→ Passage provided
[Start of Attachment]
It’s easy to feel like I’m coming in to show people how things are done. This made me ask: what does it mean to be a Learner and a Servant when we have the privilege to visit these places? Being a Learner-Servant is a key model that we interns have looked at, recognising we do not have more knowledge or skills to give, rather have more to learn and receive when we are welcomed to another’s home. Would we spend more than we could afford when a guest visits our home? How do we appreciate such amazing hospitality and serve those who want to honour us – their guests.
[End of Attachment]
→ Required actions
1/ Decide whether each statement agrees with the passage on being a Learner-Servant, answering yes or no and quoting the words of the passage that settle it: (a) The interns see themselves as having more knowledge and skills to give. (b) Being a Learner-Servant is a model the interns have looked at. (c) The passage asks whether we would spend more than we could afford when a guest visits our home.
2/ Return the stretch of the Learner-Servant passage from "It’s easy to" through "us – their guests.", copied word for word.
3/ Resume the passage on being a Learner-Servant, starting after its final sentence.
The lines that follow are not needed for any of the work here.

→ Page segmentation data
[Start of Attachment]
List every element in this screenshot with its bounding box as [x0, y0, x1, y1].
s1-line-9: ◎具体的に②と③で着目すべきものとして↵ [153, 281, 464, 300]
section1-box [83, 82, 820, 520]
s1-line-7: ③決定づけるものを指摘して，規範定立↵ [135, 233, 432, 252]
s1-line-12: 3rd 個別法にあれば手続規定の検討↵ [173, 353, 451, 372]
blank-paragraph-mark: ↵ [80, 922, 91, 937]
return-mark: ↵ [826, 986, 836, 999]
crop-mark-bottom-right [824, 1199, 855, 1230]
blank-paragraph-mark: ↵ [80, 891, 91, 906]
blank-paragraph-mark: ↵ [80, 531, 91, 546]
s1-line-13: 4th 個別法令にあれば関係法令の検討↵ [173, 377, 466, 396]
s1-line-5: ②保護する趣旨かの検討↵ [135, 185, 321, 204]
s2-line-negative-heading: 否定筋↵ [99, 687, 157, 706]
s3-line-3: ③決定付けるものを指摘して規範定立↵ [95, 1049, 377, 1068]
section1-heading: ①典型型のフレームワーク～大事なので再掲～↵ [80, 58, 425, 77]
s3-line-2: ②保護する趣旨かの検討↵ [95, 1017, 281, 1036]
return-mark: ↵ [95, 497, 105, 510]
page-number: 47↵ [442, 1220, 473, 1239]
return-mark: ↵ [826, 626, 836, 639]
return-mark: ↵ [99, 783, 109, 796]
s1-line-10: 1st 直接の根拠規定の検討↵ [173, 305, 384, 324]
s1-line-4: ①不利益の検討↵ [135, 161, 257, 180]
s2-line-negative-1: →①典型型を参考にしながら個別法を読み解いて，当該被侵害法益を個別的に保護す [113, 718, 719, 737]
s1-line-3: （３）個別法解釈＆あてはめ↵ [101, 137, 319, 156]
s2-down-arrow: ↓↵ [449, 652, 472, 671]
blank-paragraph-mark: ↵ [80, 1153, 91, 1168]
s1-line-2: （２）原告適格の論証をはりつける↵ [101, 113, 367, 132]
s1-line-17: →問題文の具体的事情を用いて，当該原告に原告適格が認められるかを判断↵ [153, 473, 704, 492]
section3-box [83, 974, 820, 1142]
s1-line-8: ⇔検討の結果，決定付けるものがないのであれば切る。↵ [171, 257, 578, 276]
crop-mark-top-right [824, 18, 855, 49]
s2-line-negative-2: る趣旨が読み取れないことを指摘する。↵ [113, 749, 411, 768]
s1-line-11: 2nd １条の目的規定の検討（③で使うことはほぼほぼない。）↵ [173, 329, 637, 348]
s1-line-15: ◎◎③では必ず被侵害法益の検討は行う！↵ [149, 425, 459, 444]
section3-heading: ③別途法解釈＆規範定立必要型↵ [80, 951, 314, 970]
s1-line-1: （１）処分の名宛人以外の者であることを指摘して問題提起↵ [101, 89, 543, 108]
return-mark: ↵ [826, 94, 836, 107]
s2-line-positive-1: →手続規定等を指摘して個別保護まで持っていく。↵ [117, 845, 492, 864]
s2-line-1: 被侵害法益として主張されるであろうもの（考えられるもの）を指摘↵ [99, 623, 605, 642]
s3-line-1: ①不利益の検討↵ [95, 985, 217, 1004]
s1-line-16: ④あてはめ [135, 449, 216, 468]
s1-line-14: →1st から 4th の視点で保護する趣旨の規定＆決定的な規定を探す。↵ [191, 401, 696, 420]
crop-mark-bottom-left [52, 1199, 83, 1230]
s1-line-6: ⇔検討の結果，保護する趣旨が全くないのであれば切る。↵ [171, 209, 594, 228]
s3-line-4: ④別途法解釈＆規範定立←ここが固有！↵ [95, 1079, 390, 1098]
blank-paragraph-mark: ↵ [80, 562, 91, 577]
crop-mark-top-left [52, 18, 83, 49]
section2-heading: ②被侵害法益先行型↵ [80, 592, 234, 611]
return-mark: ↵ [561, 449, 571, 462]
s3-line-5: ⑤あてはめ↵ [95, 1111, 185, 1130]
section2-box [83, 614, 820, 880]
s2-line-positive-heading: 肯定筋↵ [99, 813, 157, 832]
[End of Attachment]
→ Answers below
1/
(a) No: "recognising we do not have more knowledge or skills to give"
(b) Yes: "Being a Learner-Servant is a key model that we interns have looked at"
(c) Yes: "Would we spend more than we could afford when a guest visits our home?"

2/
It’s easy to feel like I’m coming in to show people how things are done. This made me ask: what does it mean to be a Learner and a Servant when we have the privilege to visit these places? Being a Learner-Servant is a key model that we interns have looked at, recognising we do not have more knowledge or skills to give, rather have more to learn and receive when we are welcomed to another’s home. Would we spend more than we could afford when a guest visits our home? How do we appreciate such amazing hospitality and serve those who want to honour us – their guests.

3/
I finally lost it with myself when we at a village we were visiting and meant to be helping we got very publicly referred to as tourists. I realised that’s pretty much what we were, and it left me wondering how we were to do anything here in Fiji if that how we’re always seen. I spent a few days pretty unsure of things and trying to figure out why Im in Fiji, when one of the St John’s staff started giving me jobs to do and joking with me. It gave me a realisation that I was becoming a part of the family there, and to them I was no longer a guest at St John’s, I figured that if I belonged there, then I could get to a point where I belonged in Fiji and was no longer a stumbling tourist. As to where short term mission fits in, I had my big uh ha moment when the NZ team were doing their debrief and almost all of them talked about how they could be more missional at home. I figure if a few weeks experiencing another culture on a short term mission trip can change how someone responds to being missional at home then it’s pretty worth it.